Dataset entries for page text
══════════════════════════════

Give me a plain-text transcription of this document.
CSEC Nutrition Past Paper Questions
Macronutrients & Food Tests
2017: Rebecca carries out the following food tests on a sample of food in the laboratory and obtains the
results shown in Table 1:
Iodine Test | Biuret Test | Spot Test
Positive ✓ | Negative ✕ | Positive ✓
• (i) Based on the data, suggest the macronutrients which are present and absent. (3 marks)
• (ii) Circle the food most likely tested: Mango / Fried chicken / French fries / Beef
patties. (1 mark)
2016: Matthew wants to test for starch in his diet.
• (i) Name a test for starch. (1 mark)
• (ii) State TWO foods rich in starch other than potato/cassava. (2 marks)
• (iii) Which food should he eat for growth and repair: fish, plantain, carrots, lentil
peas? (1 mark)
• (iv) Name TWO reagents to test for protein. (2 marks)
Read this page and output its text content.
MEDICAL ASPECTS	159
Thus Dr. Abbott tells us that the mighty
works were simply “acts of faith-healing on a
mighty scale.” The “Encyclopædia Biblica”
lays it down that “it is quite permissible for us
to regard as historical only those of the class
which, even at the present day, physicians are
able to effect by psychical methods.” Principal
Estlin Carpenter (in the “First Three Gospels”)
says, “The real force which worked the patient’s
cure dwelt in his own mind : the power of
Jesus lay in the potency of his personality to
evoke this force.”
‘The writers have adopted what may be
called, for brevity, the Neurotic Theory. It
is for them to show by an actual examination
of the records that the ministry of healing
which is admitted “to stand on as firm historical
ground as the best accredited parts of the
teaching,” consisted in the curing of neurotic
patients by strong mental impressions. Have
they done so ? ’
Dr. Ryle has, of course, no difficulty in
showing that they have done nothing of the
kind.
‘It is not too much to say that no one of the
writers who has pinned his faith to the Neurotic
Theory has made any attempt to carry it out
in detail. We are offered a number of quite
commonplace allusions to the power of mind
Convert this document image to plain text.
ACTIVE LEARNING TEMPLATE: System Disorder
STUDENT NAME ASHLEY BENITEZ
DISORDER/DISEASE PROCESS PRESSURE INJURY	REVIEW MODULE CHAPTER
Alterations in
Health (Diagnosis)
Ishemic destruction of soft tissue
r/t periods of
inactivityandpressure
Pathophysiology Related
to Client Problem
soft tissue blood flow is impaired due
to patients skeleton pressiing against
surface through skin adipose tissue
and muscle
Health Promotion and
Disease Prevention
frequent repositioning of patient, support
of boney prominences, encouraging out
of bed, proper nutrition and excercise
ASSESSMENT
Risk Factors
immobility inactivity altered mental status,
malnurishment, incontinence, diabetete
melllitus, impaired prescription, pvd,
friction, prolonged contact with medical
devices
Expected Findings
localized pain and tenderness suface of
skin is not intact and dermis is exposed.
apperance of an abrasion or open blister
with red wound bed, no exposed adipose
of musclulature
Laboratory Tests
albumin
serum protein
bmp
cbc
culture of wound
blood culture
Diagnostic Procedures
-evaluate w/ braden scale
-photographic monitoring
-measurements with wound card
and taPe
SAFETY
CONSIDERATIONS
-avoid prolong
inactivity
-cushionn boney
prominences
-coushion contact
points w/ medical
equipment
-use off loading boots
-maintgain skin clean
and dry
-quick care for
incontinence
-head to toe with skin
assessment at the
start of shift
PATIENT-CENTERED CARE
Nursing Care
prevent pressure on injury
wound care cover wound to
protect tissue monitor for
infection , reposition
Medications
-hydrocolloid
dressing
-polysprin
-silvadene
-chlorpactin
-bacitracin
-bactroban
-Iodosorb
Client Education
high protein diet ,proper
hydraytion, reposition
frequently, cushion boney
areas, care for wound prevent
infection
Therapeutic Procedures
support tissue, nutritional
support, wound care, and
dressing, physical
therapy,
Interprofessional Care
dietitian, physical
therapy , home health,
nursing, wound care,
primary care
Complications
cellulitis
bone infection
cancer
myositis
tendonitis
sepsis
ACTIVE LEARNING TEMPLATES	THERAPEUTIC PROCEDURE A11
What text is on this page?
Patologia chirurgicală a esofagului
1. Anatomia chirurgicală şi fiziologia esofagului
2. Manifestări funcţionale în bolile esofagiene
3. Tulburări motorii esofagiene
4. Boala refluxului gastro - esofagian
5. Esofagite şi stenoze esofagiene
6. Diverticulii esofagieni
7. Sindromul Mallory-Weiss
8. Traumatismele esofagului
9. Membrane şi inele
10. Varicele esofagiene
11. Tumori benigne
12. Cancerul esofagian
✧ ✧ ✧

══════════════════════════════

## EXERCISE GOAL:
Only the lines with the string "faith" are wanted; pick them out of the records above and copy them.

## EXERCISE ANSWER:
works were simply “acts of faith-healing on a
writers who has pinned his faith to the Neurotic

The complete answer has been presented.